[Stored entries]
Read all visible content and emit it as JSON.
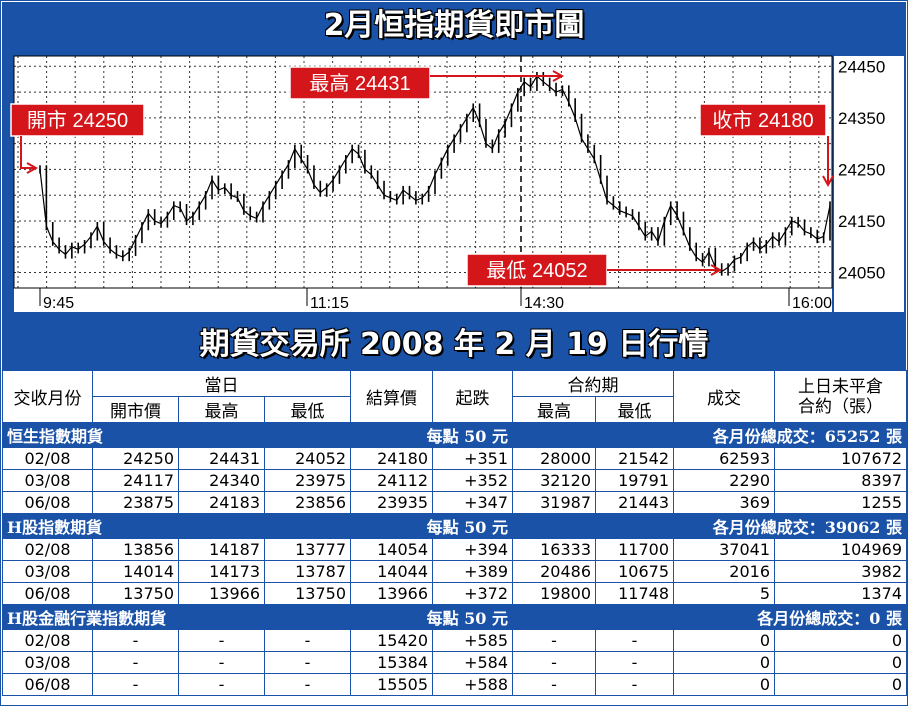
{
  "title": "2月恒指期貨即市圖",
  "subtitle": "期貨交易所 2008 年 2 月 19 日行情",
  "colors": {
    "panel": "#1a52a8",
    "callout": "#d4161b",
    "candle": "#000000",
    "grid": "#333333"
  },
  "chart_data": {
    "type": "line",
    "y_ticks": [
      "24450",
      "24350",
      "24250",
      "24150",
      "24050"
    ],
    "ylim": [
      24020,
      24470
    ],
    "x_ticks": [
      "9:45",
      "11:15",
      "14:30",
      "16:00"
    ],
    "annotations": {
      "open": {
        "label": "開市 24250",
        "value": 24250
      },
      "high": {
        "label": "最高 24431",
        "value": 24431
      },
      "close": {
        "label": "收市 24180",
        "value": 24180
      },
      "low": {
        "label": "最低 24052",
        "value": 24052
      }
    },
    "series": [
      {
        "values": [
          24250,
          24140,
          24110,
          24095,
          24085,
          24100,
          24095,
          24105,
          24120,
          24140,
          24110,
          24095,
          24085,
          24080,
          24090,
          24115,
          24140,
          24165,
          24150,
          24145,
          24160,
          24180,
          24175,
          24150,
          24160,
          24180,
          24200,
          24230,
          24210,
          24215,
          24200,
          24195,
          24170,
          24160,
          24155,
          24180,
          24200,
          24220,
          24240,
          24260,
          24290,
          24270,
          24250,
          24220,
          24205,
          24215,
          24230,
          24250,
          24270,
          24290,
          24280,
          24250,
          24240,
          24220,
          24200,
          24195,
          24190,
          24210,
          24200,
          24190,
          24195,
          24210,
          24240,
          24265,
          24290,
          24310,
          24330,
          24350,
          24370,
          24340,
          24300,
          24290,
          24320,
          24340,
          24370,
          24400,
          24420,
          24410,
          24431,
          24420,
          24410,
          24400,
          24405,
          24380,
          24350,
          24310,
          24290,
          24270,
          24230,
          24190,
          24180,
          24170,
          24165,
          24160,
          24140,
          24120,
          24130,
          24110,
          24150,
          24180,
          24160,
          24130,
          24100,
          24080,
          24070,
          24090,
          24060,
          24052,
          24060,
          24075,
          24080,
          24100,
          24110,
          24095,
          24105,
          24120,
          24110,
          24130,
          24150,
          24145,
          24130,
          24125,
          24115,
          24120,
          24180
        ]
      }
    ]
  },
  "table": {
    "head1": [
      "交收月份",
      "當日",
      "結算價",
      "起跌",
      "合約期",
      "成交",
      "上日未平倉"
    ],
    "head1_line2": "合約（張）",
    "head2": [
      "開市價",
      "最高",
      "最低",
      "最高",
      "最低"
    ],
    "sections": [
      {
        "name": "恒生指數期貨",
        "unit": "每點 50 元",
        "total": "各月份總成交：65252 張",
        "rows": [
          [
            "02/08",
            "24250",
            "24431",
            "24052",
            "24180",
            "+351",
            "28000",
            "21542",
            "62593",
            "107672"
          ],
          [
            "03/08",
            "24117",
            "24340",
            "23975",
            "24112",
            "+352",
            "32120",
            "19791",
            "2290",
            "8397"
          ],
          [
            "06/08",
            "23875",
            "24183",
            "23856",
            "23935",
            "+347",
            "31987",
            "21443",
            "369",
            "1255"
          ]
        ]
      },
      {
        "name": "H股指數期貨",
        "unit": "每點 50 元",
        "total": "各月份總成交：39062 張",
        "rows": [
          [
            "02/08",
            "13856",
            "14187",
            "13777",
            "14054",
            "+394",
            "16333",
            "11700",
            "37041",
            "104969"
          ],
          [
            "03/08",
            "14014",
            "14173",
            "13787",
            "14044",
            "+389",
            "20486",
            "10675",
            "2016",
            "3982"
          ],
          [
            "06/08",
            "13750",
            "13966",
            "13750",
            "13966",
            "+372",
            "19800",
            "11748",
            "5",
            "1374"
          ]
        ]
      },
      {
        "name": "H股金融行業指數期貨",
        "unit": "每點 50 元",
        "total": "各月份總成交：0 張",
        "rows": [
          [
            "02/08",
            "-",
            "-",
            "-",
            "15420",
            "+585",
            "-",
            "-",
            "0",
            "0"
          ],
          [
            "03/08",
            "-",
            "-",
            "-",
            "15384",
            "+584",
            "-",
            "-",
            "0",
            "0"
          ],
          [
            "06/08",
            "-",
            "-",
            "-",
            "15505",
            "+588",
            "-",
            "-",
            "0",
            "0"
          ]
        ]
      }
    ]
  }
}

> _Exercise requirements_
Repeat the records above verbatim, with no pictures in the result.

> _Solution for this task_
Read all visible content and emit it as JSON.
{
  "title": "2月恒指期貨即市圖",
  "subtitle": "期貨交易所 2008 年 2 月 19 日行情",
  "colors": {
    "panel": "#1a52a8",
    "callout": "#d4161b",
    "candle": "#000000",
    "grid": "#333333"
  },
  "chart_data": {
    "type": "line",
    "y_ticks": [
      "24450",
      "24350",
      "24250",
      "24150",
      "24050"
    ],
    "ylim": [
      24020,
      24470
    ],
    "x_ticks": [
      "9:45",
      "11:15",
      "14:30",
      "16:00"
    ],
    "annotations": {
      "open": {
        "label": "開市 24250",
        "value": 24250
      },
      "high": {
        "label": "最高 24431",
        "value": 24431
      },
      "close": {
        "label": "收市 24180",
        "value": 24180
      },
      "low": {
        "label": "最低 24052",
        "value": 24052
      }
    },
    "series": [
      {
        "values": [
          24250,
          24140,
          24110,
          24095,
          24085,
          24100,
          24095,
          24105,
          24120,
          24140,
          24110,
          24095,
          24085,
          24080,
          24090,
          24115,
          24140,
          24165,
          24150,
          24145,
          24160,
          24180,
          24175,
          24150,
          24160,
          24180,
          24200,
          24230,
          24210,
          24215,
          24200,
          24195,
          24170,
          24160,
          24155,
          24180,
          24200,
          24220,
          24240,
          24260,
          24290,
          24270,
          24250,
          24220,
          24205,
          24215,
          24230,
          24250,
          24270,
          24290,
          24280,
          24250,
          24240,
          24220,
          24200,
          24195,
          24190,
          24210,
          24200,
          24190,
          24195,
          24210,
          24240,
          24265,
          24290,
          24310,
          24330,
          24350,
          24370,
          24340,
          24300,
          24290,
          24320,
          24340,
          24370,
          24400,
          24420,
          24410,
          24431,
          24420,
          24410,
          24400,
          24405,
          24380,
          24350,
          24310,
          24290,
          24270,
          24230,
          24190,
          24180,
          24170,
          24165,
          24160,
          24140,
          24120,
          24130,
          24110,
          24150,
          24180,
          24160,
          24130,
          24100,
          24080,
          24070,
          24090,
          24060,
          24052,
          24060,
          24075,
          24080,
          24100,
          24110,
          24095,
          24105,
          24120,
          24110,
          24130,
          24150,
          24145,
          24130,
          24125,
          24115,
          24120,
          24180
        ]
      }
    ]
  },
  "table": {
    "head1": [
      "交收月份",
      "當日",
      "結算價",
      "起跌",
      "合約期",
      "成交",
      "上日未平倉"
    ],
    "head1_line2": "合約（張）",
    "head2": [
      "開市價",
      "最高",
      "最低",
      "最高",
      "最低"
    ],
    "sections": [
      {
        "name": "恒生指數期貨",
        "unit": "每點 50 元",
        "total": "各月份總成交：65252 張",
        "rows": [
          [
            "02/08",
            "24250",
            "24431",
            "24052",
            "24180",
            "+351",
            "28000",
            "21542",
            "62593",
            "107672"
          ],
          [
            "03/08",
            "24117",
            "24340",
            "23975",
            "24112",
            "+352",
            "32120",
            "19791",
            "2290",
            "8397"
          ],
          [
            "06/08",
            "23875",
            "24183",
            "23856",
            "23935",
            "+347",
            "31987",
            "21443",
            "369",
            "1255"
          ]
        ]
      },
      {
        "name": "H股指數期貨",
        "unit": "每點 50 元",
        "total": "各月份總成交：39062 張",
        "rows": [
          [
            "02/08",
            "13856",
            "14187",
            "13777",
            "14054",
            "+394",
            "16333",
            "11700",
            "37041",
            "104969"
          ],
          [
            "03/08",
            "14014",
            "14173",
            "13787",
            "14044",
            "+389",
            "20486",
            "10675",
            "2016",
            "3982"
          ],
          [
            "06/08",
            "13750",
            "13966",
            "13750",
            "13966",
            "+372",
            "19800",
            "11748",
            "5",
            "1374"
          ]
        ]
      },
      {
        "name": "H股金融行業指數期貨",
        "unit": "每點 50 元",
        "total": "各月份總成交：0 張",
        "rows": [
          [
            "02/08",
            "-",
            "-",
            "-",
            "15420",
            "+585",
            "-",
            "-",
            "0",
            "0"
          ],
          [
            "03/08",
            "-",
            "-",
            "-",
            "15384",
            "+584",
            "-",
            "-",
            "0",
            "0"
          ],
          [
            "06/08",
            "-",
            "-",
            "-",
            "15505",
            "+588",
            "-",
            "-",
            "0",
            "0"
          ]
        ]
      }
    ]
  }
}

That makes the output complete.